Dataset entries
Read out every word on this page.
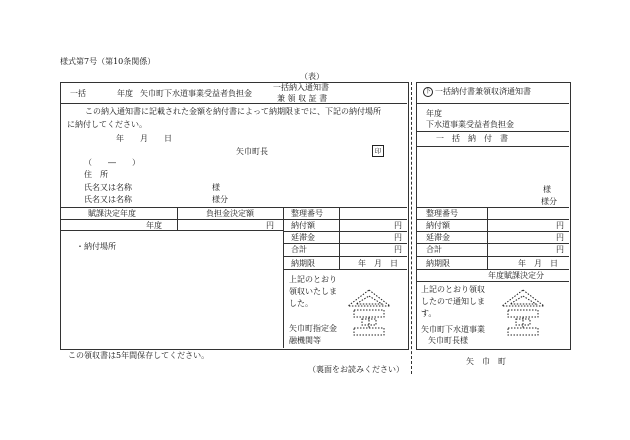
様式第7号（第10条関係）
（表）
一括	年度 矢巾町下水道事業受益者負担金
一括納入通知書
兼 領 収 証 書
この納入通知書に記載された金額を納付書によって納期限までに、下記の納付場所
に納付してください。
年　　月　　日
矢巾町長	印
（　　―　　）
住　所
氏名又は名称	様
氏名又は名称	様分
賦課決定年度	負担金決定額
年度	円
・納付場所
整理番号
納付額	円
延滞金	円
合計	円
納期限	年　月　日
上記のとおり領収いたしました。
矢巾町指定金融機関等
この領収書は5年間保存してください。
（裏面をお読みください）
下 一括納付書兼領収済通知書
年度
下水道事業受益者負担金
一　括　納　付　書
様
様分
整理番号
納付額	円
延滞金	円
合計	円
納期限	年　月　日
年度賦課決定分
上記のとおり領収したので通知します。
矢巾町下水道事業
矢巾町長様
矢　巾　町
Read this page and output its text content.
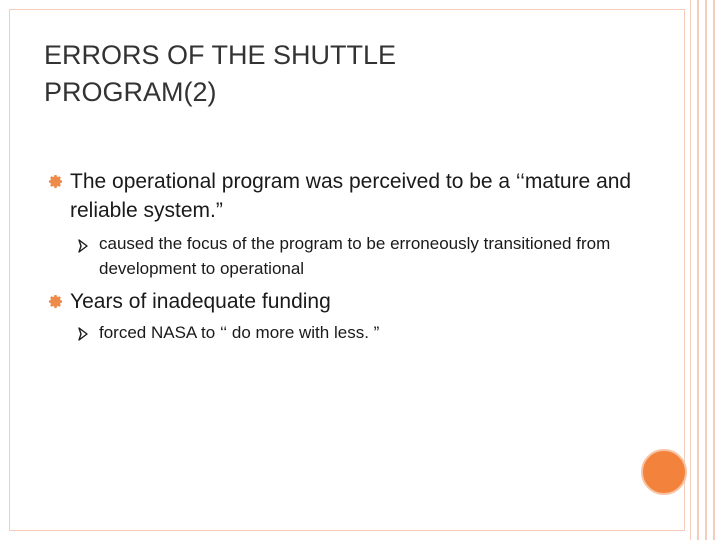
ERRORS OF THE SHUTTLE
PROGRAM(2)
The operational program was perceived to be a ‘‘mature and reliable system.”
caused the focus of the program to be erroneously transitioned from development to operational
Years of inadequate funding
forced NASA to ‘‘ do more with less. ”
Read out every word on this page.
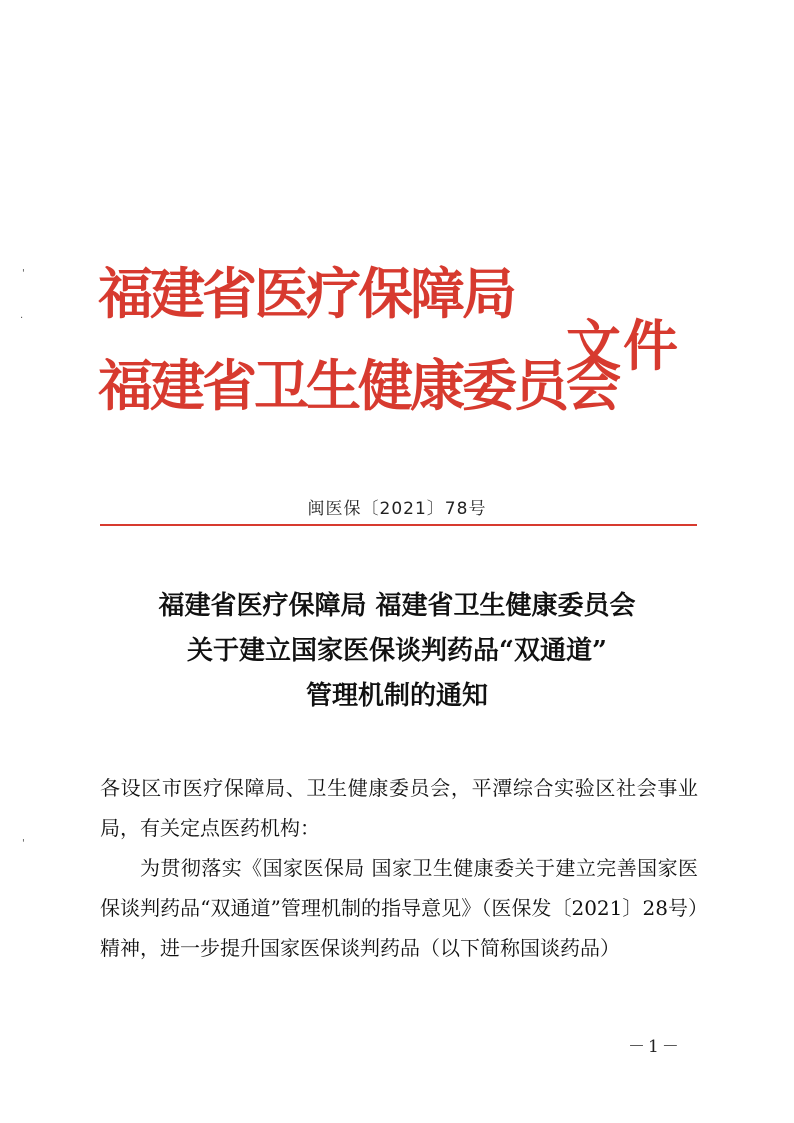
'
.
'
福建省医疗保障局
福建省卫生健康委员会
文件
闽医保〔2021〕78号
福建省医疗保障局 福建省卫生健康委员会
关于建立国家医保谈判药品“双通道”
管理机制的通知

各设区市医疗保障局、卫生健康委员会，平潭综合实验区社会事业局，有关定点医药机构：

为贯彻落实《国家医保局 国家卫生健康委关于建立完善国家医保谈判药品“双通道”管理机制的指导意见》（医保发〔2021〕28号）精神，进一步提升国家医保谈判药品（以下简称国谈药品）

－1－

▸ **EXERCISE DETAILS**
All of the entries need to be transcribed word for word; pictures are left out.

▸ **RESULT OF THE TASK**
Read out every word on this page.
様式第7号（第10条関係）
（表）
一括	年度 矢巾町下水道事業受益者負担金
一括納入通知書
兼 領 収 証 書
この納入通知書に記載された金額を納付書によって納期限までに、下記の納付場所
に納付してください。
年　　月　　日
矢巾町長	印
（　　―　　）
住　所
氏名又は名称	様
氏名又は名称	様分
賦課決定年度	負担金決定額
年度	円
・納付場所
整理番号
納付額	円
延滞金	円
合計	円
納期限	年　月　日
上記のとおり領収いたしました。
矢巾町指定金融機関等
この領収書は5年間保存してください。
（裏面をお読みください）
下 一括納付書兼領収済通知書
年度
下水道事業受益者負担金
一　括　納　付　書
様
様分
整理番号
納付額	円
延滞金	円
合計	円
納期限	年　月　日
年度賦課決定分
上記のとおり領収したので通知します。
矢巾町下水道事業
矢巾町長様
矢　巾　町
Read this page and output its text content.
ERRORS OF THE SHUTTLE
PROGRAM(2)
The operational program was perceived to be a ‘‘mature and reliable system.”
caused the focus of the program to be erroneously transitioned from development to operational
Years of inadequate funding
forced NASA to ‘‘ do more with less. ”
Read out every word on this page.
'
.
'
福建省医疗保障局
福建省卫生健康委员会
文件
闽医保〔2021〕78号
福建省医疗保障局 福建省卫生健康委员会
关于建立国家医保谈判药品“双通道”
管理机制的通知

各设区市医疗保障局、卫生健康委员会，平潭综合实验区社会事业局，有关定点医药机构：

为贯彻落实《国家医保局 国家卫生健康委关于建立完善国家医保谈判药品“双通道”管理机制的指导意见》（医保发〔2021〕28号）精神，进一步提升国家医保谈判药品（以下简称国谈药品）

－1－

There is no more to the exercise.